#### LISTED RECORDS:
** Begin **
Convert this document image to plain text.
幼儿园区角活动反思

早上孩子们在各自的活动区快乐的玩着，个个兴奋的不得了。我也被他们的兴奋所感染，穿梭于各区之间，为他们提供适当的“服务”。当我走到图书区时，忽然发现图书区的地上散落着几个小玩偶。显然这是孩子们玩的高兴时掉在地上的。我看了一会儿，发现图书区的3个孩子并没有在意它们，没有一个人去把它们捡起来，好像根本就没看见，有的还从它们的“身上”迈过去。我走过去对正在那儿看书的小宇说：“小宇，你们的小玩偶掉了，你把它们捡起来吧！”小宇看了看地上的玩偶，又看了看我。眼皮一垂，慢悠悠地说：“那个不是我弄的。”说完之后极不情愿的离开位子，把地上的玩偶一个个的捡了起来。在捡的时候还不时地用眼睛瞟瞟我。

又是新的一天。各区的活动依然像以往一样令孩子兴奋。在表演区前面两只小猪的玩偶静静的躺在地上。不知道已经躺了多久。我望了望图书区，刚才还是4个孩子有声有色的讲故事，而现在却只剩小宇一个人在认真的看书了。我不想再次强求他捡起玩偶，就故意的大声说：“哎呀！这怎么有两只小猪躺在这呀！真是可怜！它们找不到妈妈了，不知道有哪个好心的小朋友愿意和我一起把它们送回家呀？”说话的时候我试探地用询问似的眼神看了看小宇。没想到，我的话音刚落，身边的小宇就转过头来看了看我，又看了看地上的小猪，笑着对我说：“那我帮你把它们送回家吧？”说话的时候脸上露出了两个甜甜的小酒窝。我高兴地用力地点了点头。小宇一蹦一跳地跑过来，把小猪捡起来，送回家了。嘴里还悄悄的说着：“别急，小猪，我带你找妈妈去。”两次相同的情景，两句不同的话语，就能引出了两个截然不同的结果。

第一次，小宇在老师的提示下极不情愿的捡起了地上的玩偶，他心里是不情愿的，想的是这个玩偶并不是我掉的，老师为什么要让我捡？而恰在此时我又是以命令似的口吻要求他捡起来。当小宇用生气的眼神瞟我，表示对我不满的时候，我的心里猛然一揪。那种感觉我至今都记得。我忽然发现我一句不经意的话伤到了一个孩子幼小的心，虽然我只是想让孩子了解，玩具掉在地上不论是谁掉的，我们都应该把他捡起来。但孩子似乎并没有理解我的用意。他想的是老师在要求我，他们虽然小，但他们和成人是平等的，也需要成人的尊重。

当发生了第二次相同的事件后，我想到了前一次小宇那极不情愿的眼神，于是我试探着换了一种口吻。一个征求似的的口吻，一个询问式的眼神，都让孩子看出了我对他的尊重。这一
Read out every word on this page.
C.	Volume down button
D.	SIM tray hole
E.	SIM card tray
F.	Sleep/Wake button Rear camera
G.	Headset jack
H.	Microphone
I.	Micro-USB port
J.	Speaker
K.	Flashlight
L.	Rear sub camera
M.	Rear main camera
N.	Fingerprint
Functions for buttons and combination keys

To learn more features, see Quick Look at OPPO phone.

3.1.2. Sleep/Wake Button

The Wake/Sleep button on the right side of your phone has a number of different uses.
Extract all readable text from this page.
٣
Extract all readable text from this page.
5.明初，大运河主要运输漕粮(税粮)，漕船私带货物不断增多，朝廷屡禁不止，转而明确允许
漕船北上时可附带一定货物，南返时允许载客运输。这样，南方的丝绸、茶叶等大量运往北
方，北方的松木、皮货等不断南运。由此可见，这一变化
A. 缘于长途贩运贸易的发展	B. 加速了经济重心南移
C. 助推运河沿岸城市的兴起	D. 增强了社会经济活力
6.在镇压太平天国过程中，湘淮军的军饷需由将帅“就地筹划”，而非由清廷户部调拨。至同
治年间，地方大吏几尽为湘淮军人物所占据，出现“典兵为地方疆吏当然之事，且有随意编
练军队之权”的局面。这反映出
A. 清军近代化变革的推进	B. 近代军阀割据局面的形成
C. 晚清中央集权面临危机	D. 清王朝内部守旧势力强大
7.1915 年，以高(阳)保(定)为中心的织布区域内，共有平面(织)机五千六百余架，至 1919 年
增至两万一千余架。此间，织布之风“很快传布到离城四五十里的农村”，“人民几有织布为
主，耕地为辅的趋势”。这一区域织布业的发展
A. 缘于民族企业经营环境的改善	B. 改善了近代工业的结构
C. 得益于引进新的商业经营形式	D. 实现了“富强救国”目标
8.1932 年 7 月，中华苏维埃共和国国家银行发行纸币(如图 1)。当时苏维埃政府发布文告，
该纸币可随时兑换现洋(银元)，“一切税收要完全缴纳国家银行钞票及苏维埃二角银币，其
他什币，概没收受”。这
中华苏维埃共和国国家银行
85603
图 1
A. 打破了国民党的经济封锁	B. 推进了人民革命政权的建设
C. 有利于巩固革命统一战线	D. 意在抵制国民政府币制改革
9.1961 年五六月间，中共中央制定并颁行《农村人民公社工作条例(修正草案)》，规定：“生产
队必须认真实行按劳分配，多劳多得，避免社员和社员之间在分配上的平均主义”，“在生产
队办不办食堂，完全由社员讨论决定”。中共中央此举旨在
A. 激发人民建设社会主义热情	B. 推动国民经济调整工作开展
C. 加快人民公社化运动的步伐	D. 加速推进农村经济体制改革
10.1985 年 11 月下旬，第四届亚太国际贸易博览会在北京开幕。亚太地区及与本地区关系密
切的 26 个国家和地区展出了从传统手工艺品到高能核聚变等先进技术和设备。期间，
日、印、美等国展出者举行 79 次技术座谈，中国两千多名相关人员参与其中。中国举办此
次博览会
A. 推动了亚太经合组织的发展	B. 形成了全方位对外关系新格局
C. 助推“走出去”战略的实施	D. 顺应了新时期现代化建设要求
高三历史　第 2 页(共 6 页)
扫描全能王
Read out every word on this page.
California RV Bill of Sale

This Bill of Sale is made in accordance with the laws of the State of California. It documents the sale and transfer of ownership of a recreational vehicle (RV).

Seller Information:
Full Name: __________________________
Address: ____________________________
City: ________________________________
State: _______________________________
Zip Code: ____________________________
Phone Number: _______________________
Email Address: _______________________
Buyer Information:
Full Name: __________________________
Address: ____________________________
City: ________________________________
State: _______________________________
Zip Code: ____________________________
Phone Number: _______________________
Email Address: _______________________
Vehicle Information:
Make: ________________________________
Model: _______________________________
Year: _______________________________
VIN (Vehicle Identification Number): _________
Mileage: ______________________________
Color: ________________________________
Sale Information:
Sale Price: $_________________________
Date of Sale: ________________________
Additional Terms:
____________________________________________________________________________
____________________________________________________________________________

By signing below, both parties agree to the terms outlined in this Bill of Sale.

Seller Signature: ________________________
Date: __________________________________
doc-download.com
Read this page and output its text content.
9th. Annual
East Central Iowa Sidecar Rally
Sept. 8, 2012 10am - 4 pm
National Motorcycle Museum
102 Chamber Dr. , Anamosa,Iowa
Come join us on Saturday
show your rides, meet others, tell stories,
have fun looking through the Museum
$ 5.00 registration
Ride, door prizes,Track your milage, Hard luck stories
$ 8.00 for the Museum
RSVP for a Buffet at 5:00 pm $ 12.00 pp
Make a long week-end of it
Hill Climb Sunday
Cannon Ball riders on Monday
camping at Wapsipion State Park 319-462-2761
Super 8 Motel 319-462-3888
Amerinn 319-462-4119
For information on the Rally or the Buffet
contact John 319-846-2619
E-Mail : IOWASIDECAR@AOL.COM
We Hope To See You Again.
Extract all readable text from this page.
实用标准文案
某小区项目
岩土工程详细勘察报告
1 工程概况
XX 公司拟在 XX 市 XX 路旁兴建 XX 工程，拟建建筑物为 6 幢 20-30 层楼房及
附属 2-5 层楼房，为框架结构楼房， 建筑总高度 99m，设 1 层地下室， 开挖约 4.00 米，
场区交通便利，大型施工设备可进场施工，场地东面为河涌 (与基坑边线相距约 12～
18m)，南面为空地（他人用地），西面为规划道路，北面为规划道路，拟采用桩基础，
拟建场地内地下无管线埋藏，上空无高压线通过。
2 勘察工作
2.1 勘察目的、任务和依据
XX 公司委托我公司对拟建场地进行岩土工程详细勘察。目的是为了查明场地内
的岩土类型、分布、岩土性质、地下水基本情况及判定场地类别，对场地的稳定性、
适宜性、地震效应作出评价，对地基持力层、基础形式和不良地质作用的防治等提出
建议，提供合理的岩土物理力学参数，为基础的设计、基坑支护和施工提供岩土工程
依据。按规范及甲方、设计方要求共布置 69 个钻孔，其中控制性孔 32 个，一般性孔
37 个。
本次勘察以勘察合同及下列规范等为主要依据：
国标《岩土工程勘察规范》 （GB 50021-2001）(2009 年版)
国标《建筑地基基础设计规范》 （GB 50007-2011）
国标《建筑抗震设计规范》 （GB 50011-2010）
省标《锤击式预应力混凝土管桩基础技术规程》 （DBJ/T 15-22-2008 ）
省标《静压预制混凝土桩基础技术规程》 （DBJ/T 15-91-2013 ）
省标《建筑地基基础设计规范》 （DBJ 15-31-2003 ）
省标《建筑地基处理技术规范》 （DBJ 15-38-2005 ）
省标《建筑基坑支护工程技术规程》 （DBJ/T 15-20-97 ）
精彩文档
** End **
#### EXERCISE TASK:
Each line above that includes "Rear" should be shown.

#### RESULT FOR THIS EXERCISE:
F.	Sleep/Wake button Rear camera
L.	Rear sub camera
M.	Rear main camera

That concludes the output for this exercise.